** What is needed **
Keep only those lines of the records that include the string "Sales".

* * *

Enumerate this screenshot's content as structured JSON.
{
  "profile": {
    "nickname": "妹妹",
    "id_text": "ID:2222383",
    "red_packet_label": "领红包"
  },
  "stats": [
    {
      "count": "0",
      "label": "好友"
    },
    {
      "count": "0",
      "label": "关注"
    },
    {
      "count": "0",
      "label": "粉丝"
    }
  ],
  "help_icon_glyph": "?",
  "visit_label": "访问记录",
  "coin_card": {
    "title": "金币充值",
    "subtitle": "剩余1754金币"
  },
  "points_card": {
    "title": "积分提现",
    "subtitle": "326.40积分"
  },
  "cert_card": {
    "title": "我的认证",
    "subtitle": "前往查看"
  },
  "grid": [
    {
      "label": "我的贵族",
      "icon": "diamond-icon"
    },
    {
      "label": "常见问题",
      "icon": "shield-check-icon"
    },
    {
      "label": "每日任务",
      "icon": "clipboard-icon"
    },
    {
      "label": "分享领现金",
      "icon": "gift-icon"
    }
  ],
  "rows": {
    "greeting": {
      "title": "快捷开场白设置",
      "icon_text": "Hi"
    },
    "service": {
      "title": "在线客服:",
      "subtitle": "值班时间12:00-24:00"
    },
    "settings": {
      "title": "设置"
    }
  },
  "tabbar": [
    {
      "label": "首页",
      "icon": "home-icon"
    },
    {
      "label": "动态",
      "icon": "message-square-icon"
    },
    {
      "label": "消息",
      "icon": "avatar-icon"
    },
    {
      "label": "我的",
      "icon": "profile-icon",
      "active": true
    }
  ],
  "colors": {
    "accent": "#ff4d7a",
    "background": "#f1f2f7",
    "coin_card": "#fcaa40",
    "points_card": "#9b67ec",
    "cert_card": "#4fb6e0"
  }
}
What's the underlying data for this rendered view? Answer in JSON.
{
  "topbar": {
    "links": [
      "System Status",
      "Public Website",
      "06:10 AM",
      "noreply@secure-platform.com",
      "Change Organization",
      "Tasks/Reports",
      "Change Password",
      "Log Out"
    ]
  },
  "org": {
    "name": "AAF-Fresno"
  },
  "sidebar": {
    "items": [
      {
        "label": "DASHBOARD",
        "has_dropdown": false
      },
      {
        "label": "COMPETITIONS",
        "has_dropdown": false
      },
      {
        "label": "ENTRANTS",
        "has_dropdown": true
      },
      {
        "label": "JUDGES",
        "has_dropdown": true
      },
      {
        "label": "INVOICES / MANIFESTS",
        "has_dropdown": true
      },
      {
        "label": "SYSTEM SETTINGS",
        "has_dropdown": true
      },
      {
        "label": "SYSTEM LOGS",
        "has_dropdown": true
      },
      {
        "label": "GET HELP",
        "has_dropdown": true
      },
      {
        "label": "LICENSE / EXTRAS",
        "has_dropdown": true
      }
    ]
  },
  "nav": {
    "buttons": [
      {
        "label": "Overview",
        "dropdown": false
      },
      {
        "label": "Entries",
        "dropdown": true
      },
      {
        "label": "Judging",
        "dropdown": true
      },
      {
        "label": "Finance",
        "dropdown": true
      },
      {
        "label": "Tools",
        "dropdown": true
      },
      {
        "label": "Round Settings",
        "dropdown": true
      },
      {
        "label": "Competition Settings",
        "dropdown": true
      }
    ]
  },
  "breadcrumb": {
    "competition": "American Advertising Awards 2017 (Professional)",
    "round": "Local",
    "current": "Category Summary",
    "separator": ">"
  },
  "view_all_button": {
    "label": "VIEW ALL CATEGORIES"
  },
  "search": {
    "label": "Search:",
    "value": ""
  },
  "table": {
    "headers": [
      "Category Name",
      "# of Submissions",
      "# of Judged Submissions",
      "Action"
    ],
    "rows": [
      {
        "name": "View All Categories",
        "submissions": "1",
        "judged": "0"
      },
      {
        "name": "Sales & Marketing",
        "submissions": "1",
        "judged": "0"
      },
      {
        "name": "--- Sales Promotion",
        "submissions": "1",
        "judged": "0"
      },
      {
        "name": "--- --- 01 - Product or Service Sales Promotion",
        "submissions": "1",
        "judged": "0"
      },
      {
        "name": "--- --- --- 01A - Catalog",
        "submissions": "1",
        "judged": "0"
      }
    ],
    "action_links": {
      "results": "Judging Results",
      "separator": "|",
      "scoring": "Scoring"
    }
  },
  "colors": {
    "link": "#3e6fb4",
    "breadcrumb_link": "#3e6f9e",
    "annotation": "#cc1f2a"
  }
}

* * *

** Full output **
        "name": "Sales & Marketing",
        "name": "--- Sales Promotion",
        "name": "--- --- 01 - Product or Service Sales Promotion",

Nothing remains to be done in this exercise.